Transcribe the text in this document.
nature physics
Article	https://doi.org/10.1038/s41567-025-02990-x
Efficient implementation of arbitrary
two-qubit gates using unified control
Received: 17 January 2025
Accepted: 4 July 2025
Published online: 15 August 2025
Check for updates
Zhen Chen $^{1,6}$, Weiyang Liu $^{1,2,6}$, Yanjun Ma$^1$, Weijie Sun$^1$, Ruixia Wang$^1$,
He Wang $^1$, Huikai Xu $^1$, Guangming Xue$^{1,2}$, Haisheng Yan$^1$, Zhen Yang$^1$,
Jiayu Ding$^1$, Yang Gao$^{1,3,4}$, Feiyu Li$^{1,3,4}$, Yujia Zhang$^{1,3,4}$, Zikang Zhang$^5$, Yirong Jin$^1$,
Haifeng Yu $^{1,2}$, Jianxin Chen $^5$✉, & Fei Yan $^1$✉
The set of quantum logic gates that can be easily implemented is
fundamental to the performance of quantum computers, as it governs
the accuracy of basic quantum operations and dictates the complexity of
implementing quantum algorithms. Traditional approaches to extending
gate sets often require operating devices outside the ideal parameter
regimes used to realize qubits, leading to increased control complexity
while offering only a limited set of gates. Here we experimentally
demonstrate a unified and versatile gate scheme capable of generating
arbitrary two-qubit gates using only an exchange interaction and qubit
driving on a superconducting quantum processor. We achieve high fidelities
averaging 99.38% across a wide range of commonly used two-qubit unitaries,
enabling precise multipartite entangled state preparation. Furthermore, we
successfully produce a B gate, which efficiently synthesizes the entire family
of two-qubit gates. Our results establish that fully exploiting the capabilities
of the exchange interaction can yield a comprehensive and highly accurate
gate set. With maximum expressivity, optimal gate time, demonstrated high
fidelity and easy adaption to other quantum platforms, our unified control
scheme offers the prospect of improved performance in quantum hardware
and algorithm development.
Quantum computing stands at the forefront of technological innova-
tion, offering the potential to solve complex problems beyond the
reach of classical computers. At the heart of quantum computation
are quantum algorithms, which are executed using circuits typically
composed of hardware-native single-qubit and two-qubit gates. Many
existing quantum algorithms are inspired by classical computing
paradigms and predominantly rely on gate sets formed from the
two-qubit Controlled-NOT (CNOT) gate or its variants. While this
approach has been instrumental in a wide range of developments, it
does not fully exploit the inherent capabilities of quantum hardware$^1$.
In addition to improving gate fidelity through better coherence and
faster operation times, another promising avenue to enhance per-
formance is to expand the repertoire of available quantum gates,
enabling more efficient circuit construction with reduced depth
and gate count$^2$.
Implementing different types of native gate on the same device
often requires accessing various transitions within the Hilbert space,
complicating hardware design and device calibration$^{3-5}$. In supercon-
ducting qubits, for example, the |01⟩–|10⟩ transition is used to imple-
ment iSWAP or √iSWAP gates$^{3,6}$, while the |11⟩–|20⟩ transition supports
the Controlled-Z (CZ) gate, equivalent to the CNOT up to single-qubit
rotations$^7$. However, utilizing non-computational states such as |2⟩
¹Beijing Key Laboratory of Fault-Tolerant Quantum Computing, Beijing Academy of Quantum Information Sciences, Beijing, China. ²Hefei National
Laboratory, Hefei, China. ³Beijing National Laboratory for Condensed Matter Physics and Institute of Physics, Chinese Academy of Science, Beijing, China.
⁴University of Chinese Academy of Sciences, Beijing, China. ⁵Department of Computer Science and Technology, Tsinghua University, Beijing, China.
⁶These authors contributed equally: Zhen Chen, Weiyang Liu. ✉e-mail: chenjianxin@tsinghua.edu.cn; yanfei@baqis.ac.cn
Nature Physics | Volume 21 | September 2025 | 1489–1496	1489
━━━
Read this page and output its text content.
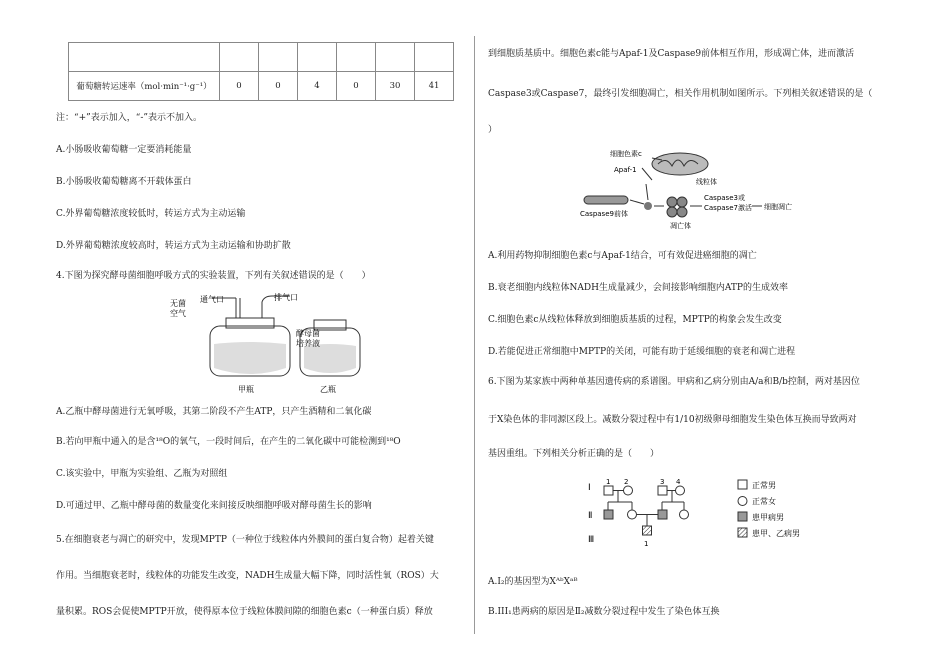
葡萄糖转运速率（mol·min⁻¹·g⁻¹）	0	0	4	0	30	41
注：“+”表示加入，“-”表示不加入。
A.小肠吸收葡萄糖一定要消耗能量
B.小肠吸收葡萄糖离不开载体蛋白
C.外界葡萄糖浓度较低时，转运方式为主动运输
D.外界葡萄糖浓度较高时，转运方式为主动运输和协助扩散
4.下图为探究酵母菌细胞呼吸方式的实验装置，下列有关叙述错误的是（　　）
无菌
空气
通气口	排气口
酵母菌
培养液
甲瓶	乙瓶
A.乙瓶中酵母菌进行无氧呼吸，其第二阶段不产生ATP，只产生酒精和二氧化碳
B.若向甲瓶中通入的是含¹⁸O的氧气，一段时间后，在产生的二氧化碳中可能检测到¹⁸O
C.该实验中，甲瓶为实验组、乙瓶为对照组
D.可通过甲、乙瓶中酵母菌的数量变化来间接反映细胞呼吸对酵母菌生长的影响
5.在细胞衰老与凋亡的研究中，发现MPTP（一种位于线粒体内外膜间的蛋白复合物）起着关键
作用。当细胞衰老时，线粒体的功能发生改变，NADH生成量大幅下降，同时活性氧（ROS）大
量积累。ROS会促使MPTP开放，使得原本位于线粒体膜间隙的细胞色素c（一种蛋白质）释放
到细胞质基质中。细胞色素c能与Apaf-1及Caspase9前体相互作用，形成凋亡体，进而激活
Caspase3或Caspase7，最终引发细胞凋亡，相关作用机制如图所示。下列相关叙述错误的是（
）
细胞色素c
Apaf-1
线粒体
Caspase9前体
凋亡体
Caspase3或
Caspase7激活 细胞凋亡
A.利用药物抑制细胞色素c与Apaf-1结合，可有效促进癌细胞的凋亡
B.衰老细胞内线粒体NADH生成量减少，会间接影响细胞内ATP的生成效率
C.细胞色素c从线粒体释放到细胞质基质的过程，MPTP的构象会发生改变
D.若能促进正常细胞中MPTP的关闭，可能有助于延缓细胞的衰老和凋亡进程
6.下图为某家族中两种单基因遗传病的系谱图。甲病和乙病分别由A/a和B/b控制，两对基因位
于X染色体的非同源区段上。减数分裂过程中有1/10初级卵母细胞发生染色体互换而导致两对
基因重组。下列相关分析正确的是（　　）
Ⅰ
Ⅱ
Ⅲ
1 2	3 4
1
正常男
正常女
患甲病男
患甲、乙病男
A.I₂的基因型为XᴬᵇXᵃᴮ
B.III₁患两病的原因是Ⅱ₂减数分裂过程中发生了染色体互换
━━━
• **Brief**
Locate all lines holding the word "National", then copy them out.

• **Answer below**
¹Beijing Key Laboratory of Fault-Tolerant Quantum Computing, Beijing Academy of Quantum Information Sciences, Beijing, China. ²Hefei National
Laboratory, Hefei, China. ³Beijing National Laboratory for Condensed Matter Physics and Institute of Physics, Chinese Academy of Science, Beijing, China.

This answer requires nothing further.